**WHAT THE TASK REQUIRES**
Check each line of the records below for the word "ellenőrzését" and copy those where it appears.
start RECORDS SUPPLIED
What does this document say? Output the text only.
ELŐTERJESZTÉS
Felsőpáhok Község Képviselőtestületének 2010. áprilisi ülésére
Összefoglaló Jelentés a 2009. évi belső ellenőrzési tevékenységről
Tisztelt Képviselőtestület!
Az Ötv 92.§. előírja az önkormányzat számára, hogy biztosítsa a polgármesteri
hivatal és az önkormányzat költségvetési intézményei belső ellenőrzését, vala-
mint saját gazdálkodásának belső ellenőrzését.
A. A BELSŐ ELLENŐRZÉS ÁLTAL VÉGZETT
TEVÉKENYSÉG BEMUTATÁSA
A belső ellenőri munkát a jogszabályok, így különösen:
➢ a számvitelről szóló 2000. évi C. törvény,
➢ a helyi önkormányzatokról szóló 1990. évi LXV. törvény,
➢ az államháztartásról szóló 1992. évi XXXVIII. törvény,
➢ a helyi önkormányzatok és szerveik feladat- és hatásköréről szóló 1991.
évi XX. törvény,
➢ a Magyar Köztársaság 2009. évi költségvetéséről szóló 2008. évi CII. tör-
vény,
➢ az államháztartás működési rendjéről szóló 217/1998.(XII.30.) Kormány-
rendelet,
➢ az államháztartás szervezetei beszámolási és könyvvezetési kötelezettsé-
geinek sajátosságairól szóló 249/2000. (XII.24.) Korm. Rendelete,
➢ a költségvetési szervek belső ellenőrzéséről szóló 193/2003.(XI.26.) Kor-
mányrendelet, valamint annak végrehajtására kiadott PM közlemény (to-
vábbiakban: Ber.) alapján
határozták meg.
end RECORDS SUPPLIED
**RESULT OF THIS TASK**
hivatal és az önkormányzat költségvetési intézményei belső ellenőrzését, vala-
mint saját gazdálkodásának belső ellenőrzését.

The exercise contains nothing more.